> _Request_:
Please reproduce every line of the entries below word for word, leaving out the pictures.
>> start Stored rows
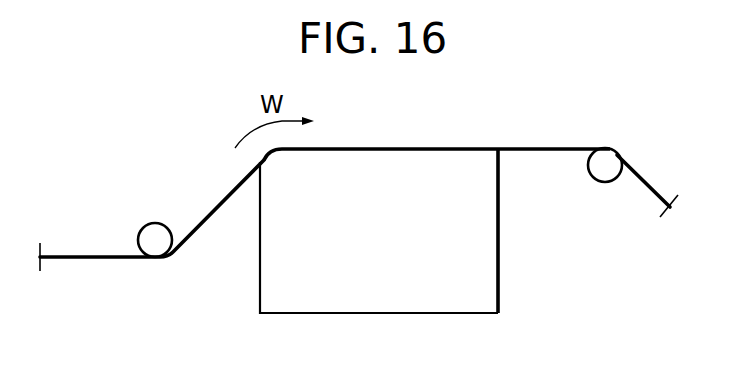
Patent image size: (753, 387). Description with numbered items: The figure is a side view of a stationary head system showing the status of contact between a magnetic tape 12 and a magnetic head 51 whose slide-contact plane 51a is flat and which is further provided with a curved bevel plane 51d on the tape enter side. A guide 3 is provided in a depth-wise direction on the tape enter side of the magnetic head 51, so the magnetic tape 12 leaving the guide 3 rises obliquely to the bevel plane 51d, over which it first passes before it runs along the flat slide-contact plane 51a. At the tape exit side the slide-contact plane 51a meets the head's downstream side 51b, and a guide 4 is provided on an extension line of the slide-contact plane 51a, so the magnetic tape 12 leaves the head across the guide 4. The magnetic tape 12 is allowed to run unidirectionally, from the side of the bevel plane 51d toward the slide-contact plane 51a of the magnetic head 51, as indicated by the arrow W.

The guide 3 is at (153, 234).
The guide 4 is at (605, 160).
The magnetic tape 12 is at (210, 213).
The magnetic head 51 is at (485, 272).
The slide-contact plane 51a is at (397, 147).
The downstream side wall of suction box 51b is at (498, 146).
The bevel plane 51d is at (266, 157).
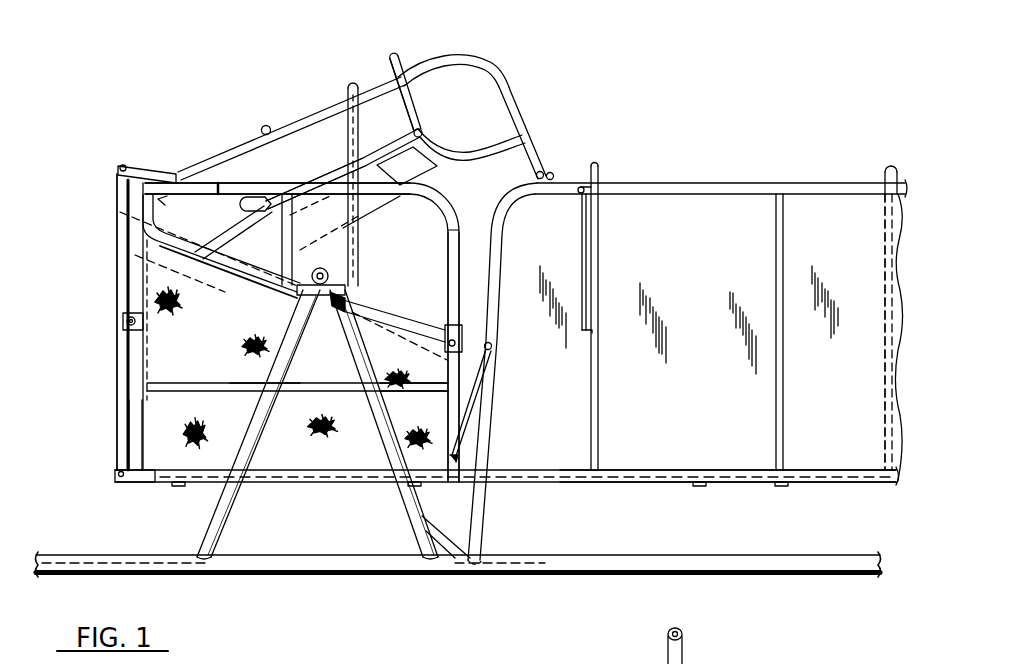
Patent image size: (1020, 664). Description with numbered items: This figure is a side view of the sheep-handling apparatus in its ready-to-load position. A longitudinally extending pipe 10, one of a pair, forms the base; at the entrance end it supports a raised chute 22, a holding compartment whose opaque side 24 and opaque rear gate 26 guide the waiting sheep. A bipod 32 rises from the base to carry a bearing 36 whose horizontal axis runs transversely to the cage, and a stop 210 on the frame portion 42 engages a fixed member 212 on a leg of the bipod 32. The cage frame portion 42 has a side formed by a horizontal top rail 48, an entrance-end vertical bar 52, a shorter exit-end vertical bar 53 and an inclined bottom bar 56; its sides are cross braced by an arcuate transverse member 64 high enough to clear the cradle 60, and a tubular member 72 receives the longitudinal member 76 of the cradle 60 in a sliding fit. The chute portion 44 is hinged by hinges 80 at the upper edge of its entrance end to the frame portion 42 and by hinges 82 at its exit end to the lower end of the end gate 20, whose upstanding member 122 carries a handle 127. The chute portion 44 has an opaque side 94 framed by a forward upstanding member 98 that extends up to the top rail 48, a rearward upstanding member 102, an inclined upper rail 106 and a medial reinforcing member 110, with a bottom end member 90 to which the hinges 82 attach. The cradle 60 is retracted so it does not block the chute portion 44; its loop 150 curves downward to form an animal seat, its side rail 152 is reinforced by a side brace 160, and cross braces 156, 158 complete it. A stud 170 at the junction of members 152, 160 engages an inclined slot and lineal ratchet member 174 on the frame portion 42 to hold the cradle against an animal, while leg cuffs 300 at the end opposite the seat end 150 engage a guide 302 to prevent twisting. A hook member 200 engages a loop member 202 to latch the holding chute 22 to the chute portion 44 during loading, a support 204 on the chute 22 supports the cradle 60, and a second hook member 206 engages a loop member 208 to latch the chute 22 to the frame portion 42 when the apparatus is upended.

The longitudinally extending pipe 10 is at (636, 555).
The end gate 20 is at (112, 365).
The raised chute 22 is at (692, 486).
The side of the chute 24 is at (705, 208).
The rear gate 26 is at (882, 266).
The bipod member 32 is at (262, 462).
The bearing 36 is at (330, 278).
The frame portion 42 is at (452, 196).
The chute portion 44 is at (200, 486).
The longitudinal bar 48 is at (248, 186).
The vertical bar 52 is at (455, 297).
The vertical bar 53 is at (158, 212).
The inclined bar 56 is at (406, 318).
The animal cradle 60 is at (507, 70).
The transverse member 64 is at (352, 86).
The tubular member 72 is at (163, 203).
The longitudinal member 76 is at (302, 118).
The hinge 80 is at (455, 340).
The hinge 82 is at (118, 478).
The end member 90 is at (340, 470).
The side of the chute portion 94 is at (293, 368).
The forward upstanding member 98 is at (137, 437).
The rearward upstanding member 102 is at (446, 408).
The inclined longitudinal upper rail 106 is at (228, 282).
The longitudinal medial reinforcing member 110 is at (207, 384).
The upstanding member 122 is at (121, 247).
The handle 127 is at (125, 318).
The loop 150 is at (546, 172).
The side of the cradle 152 is at (442, 143).
The cross brace 156 is at (265, 126).
The cross brace 158 is at (395, 58).
The side brace 160 is at (410, 110).
The stud 170 is at (414, 133).
The slot and lineal ratchet member 174 is at (380, 200).
The hook member 200 is at (486, 425).
The loop member 202 is at (458, 452).
The support 204 is at (547, 190).
The second hook member 206 is at (584, 276).
The loop member 208 is at (217, 183).
The stop 210 is at (455, 248).
The fixed member 212 is at (263, 386).
The leg cuffs 300 is at (265, 202).
The guide 302 is at (243, 242).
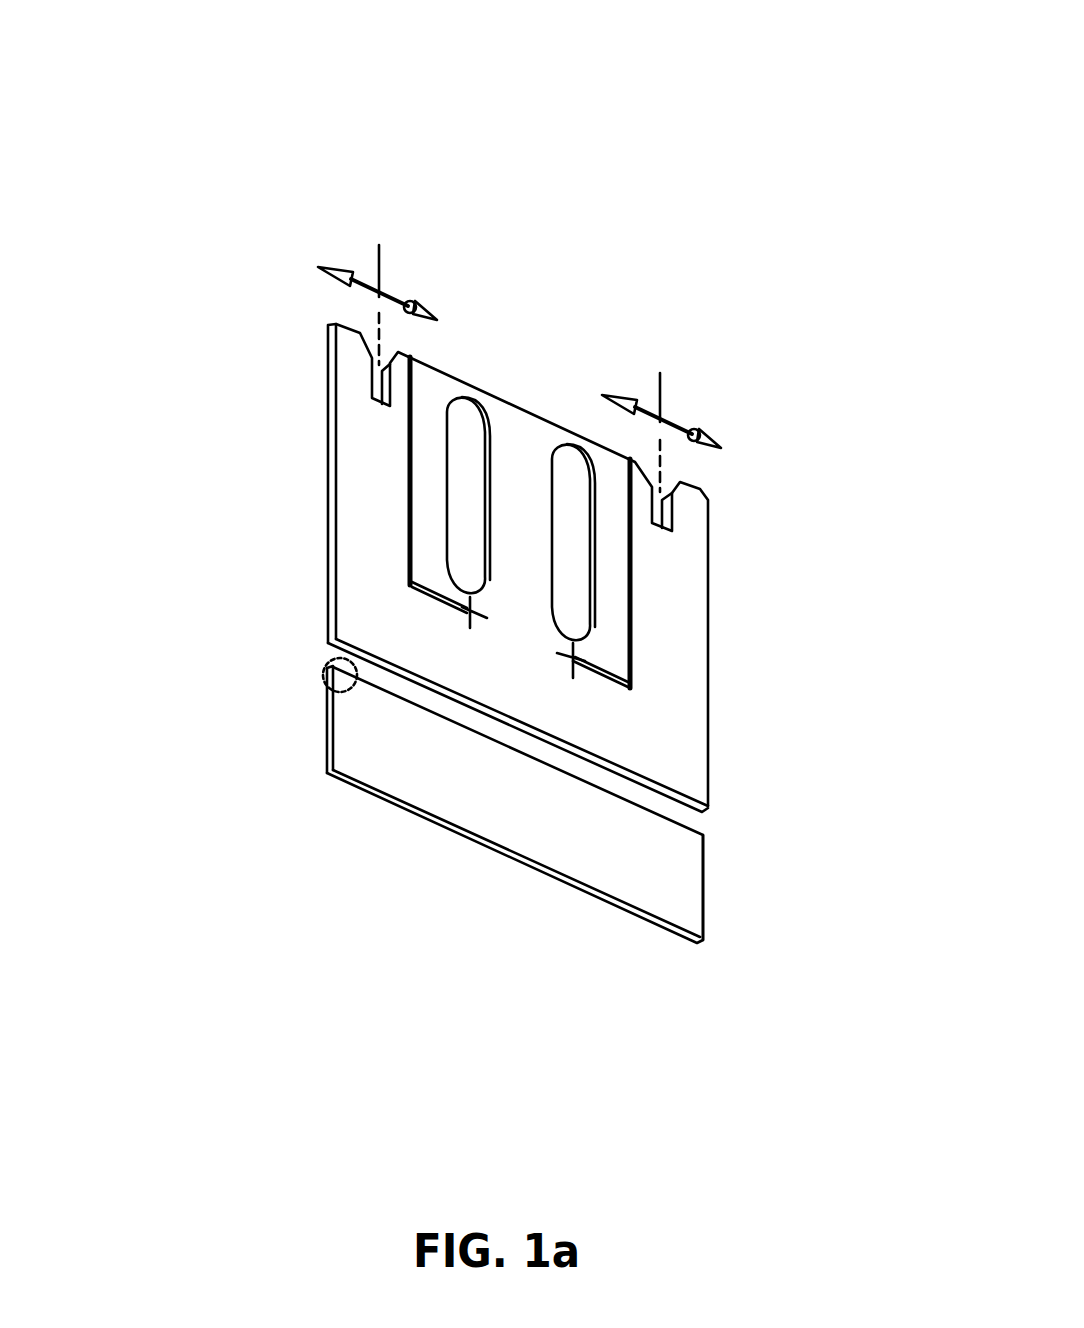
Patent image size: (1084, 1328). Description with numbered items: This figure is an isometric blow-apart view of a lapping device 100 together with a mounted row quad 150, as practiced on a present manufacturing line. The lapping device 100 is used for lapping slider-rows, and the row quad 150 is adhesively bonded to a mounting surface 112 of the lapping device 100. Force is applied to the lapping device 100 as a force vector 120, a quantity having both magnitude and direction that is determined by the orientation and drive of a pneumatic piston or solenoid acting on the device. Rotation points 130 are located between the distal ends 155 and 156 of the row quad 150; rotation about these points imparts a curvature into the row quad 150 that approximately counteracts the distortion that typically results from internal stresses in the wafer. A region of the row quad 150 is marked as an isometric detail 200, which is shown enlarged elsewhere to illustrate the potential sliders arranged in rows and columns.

The lapping device 100 is at (362, 185).
The mounting surface 112 is at (690, 806).
The force vector 120 is at (380, 293).
The rotation points 130 is at (470, 610).
The row quad 150 is at (657, 865).
The distal end 155 is at (327, 748).
The distal end 156 is at (700, 907).
The isometric detail 200 is at (323, 669).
>> end Stored rows
> _Final answer_:
Patent image size: (753, 387). Description with numbered items: The figure is a side view of a stationary head system showing the status of contact between a magnetic tape 12 and a magnetic head 51 whose slide-contact plane 51a is flat and which is further provided with a curved bevel plane 51d on the tape enter side. A guide 3 is provided in a depth-wise direction on the tape enter side of the magnetic head 51, so the magnetic tape 12 leaving the guide 3 rises obliquely to the bevel plane 51d, over which it first passes before it runs along the flat slide-contact plane 51a. At the tape exit side the slide-contact plane 51a meets the head's downstream side 51b, and a guide 4 is provided on an extension line of the slide-contact plane 51a, so the magnetic tape 12 leaves the head across the guide 4. The magnetic tape 12 is allowed to run unidirectionally, from the side of the bevel plane 51d toward the slide-contact plane 51a of the magnetic head 51, as indicated by the arrow W.

The guide 3 is at (153, 234).
The guide 4 is at (605, 160).
The magnetic tape 12 is at (210, 213).
The magnetic head 51 is at (485, 272).
The slide-contact plane 51a is at (397, 147).
The downstream side wall of suction box 51b is at (498, 146).
The bevel plane 51d is at (266, 157).
Patent image size: (1020, 664). Description with numbered items: This figure is a side view of the sheep-handling apparatus in its ready-to-load position. A longitudinally extending pipe 10, one of a pair, forms the base; at the entrance end it supports a raised chute 22, a holding compartment whose opaque side 24 and opaque rear gate 26 guide the waiting sheep. A bipod 32 rises from the base to carry a bearing 36 whose horizontal axis runs transversely to the cage, and a stop 210 on the frame portion 42 engages a fixed member 212 on a leg of the bipod 32. The cage frame portion 42 has a side formed by a horizontal top rail 48, an entrance-end vertical bar 52, a shorter exit-end vertical bar 53 and an inclined bottom bar 56; its sides are cross braced by an arcuate transverse member 64 high enough to clear the cradle 60, and a tubular member 72 receives the longitudinal member 76 of the cradle 60 in a sliding fit. The chute portion 44 is hinged by hinges 80 at the upper edge of its entrance end to the frame portion 42 and by hinges 82 at its exit end to the lower end of the end gate 20, whose upstanding member 122 carries a handle 127. The chute portion 44 has an opaque side 94 framed by a forward upstanding member 98 that extends up to the top rail 48, a rearward upstanding member 102, an inclined upper rail 106 and a medial reinforcing member 110, with a bottom end member 90 to which the hinges 82 attach. The cradle 60 is retracted so it does not block the chute portion 44; its loop 150 curves downward to form an animal seat, its side rail 152 is reinforced by a side brace 160, and cross braces 156, 158 complete it. A stud 170 at the junction of members 152, 160 engages an inclined slot and lineal ratchet member 174 on the frame portion 42 to hold the cradle against an animal, while leg cuffs 300 at the end opposite the seat end 150 engage a guide 302 to prevent twisting. A hook member 200 engages a loop member 202 to latch the holding chute 22 to the chute portion 44 during loading, a support 204 on the chute 22 supports the cradle 60, and a second hook member 206 engages a loop member 208 to latch the chute 22 to the frame portion 42 when the apparatus is upended.

The longitudinally extending pipe 10 is at (636, 555).
The end gate 20 is at (112, 365).
The raised chute 22 is at (692, 486).
The side of the chute 24 is at (705, 208).
The rear gate 26 is at (882, 266).
The bipod member 32 is at (262, 462).
The bearing 36 is at (330, 278).
The frame portion 42 is at (452, 196).
The chute portion 44 is at (200, 486).
The longitudinal bar 48 is at (248, 186).
The vertical bar 52 is at (455, 297).
The vertical bar 53 is at (158, 212).
The inclined bar 56 is at (406, 318).
The animal cradle 60 is at (507, 70).
The transverse member 64 is at (352, 86).
The tubular member 72 is at (163, 203).
The longitudinal member 76 is at (302, 118).
The hinge 80 is at (455, 340).
The hinge 82 is at (118, 478).
The end member 90 is at (340, 470).
The side of the chute portion 94 is at (293, 368).
The forward upstanding member 98 is at (137, 437).
The rearward upstanding member 102 is at (446, 408).
The inclined longitudinal upper rail 106 is at (228, 282).
The longitudinal medial reinforcing member 110 is at (207, 384).
The upstanding member 122 is at (121, 247).
The handle 127 is at (125, 318).
The loop 150 is at (546, 172).
The side of the cradle 152 is at (442, 143).
The cross brace 156 is at (265, 126).
The cross brace 158 is at (395, 58).
The side brace 160 is at (410, 110).
The stud 170 is at (414, 133).
The slot and lineal ratchet member 174 is at (380, 200).
The hook member 200 is at (486, 425).
The loop member 202 is at (458, 452).
The support 204 is at (547, 190).
The second hook member 206 is at (584, 276).
The loop member 208 is at (217, 183).
The stop 210 is at (455, 248).
The fixed member 212 is at (263, 386).
The leg cuffs 300 is at (265, 202).
The guide 302 is at (243, 242).
Patent image size: (1084, 1328). Description with numbered items: This figure is an isometric blow-apart view of a lapping device 100 together with a mounted row quad 150, as practiced on a present manufacturing line. The lapping device 100 is used for lapping slider-rows, and the row quad 150 is adhesively bonded to a mounting surface 112 of the lapping device 100. Force is applied to the lapping device 100 as a force vector 120, a quantity having both magnitude and direction that is determined by the orientation and drive of a pneumatic piston or solenoid acting on the device. Rotation points 130 are located between the distal ends 155 and 156 of the row quad 150; rotation about these points imparts a curvature into the row quad 150 that approximately counteracts the distortion that typically results from internal stresses in the wafer. A region of the row quad 150 is marked as an isometric detail 200, which is shown enlarged elsewhere to illustrate the potential sliders arranged in rows and columns.

The lapping device 100 is at (362, 185).
The mounting surface 112 is at (690, 806).
The force vector 120 is at (380, 293).
The rotation points 130 is at (470, 610).
The row quad 150 is at (657, 865).
The distal end 155 is at (327, 748).
The distal end 156 is at (700, 907).
The isometric detail 200 is at (323, 669).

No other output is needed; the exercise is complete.